### TASK DIRECTIONS
Repeat every line below exactly as it reads.

### LISTING

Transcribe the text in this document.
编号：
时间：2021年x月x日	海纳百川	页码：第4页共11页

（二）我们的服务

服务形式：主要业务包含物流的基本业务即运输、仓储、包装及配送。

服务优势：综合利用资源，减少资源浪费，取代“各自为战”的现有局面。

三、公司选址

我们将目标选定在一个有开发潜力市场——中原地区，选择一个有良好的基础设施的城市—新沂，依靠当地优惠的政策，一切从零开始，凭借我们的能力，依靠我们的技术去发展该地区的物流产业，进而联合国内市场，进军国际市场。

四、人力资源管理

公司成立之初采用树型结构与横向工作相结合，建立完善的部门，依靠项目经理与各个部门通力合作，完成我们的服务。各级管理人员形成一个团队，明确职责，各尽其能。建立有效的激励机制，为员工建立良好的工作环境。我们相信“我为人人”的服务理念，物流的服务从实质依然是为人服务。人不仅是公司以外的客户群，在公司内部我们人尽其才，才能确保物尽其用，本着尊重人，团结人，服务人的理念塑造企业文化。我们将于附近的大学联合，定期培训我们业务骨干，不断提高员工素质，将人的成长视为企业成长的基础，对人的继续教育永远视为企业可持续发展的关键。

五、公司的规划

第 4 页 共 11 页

### CORRECT RESULT
Transcribe the text in this document.
编号：
时间：2021年x月x日	海纳百川	页码：第4页共11页

（二）我们的服务

服务形式：主要业务包含物流的基本业务即运输、仓储、包装及配送。

服务优势：综合利用资源，减少资源浪费，取代“各自为战”的现有局面。

三、公司选址

我们将目标选定在一个有开发潜力市场——中原地区，选择一个有良好的基础设施的城市—新沂，依靠当地优惠的政策，一切从零开始，凭借我们的能力，依靠我们的技术去发展该地区的物流产业，进而联合国内市场，进军国际市场。

四、人力资源管理

公司成立之初采用树型结构与横向工作相结合，建立完善的部门，依靠项目经理与各个部门通力合作，完成我们的服务。各级管理人员形成一个团队，明确职责，各尽其能。建立有效的激励机制，为员工建立良好的工作环境。我们相信“我为人人”的服务理念，物流的服务从实质依然是为人服务。人不仅是公司以外的客户群，在公司内部我们人尽其才，才能确保物尽其用，本着尊重人，团结人，服务人的理念塑造企业文化。我们将于附近的大学联合，定期培训我们业务骨干，不断提高员工素质，将人的成长视为企业成长的基础，对人的继续教育永远视为企业可持续发展的关键。

五、公司的规划

第 4 页 共 11 页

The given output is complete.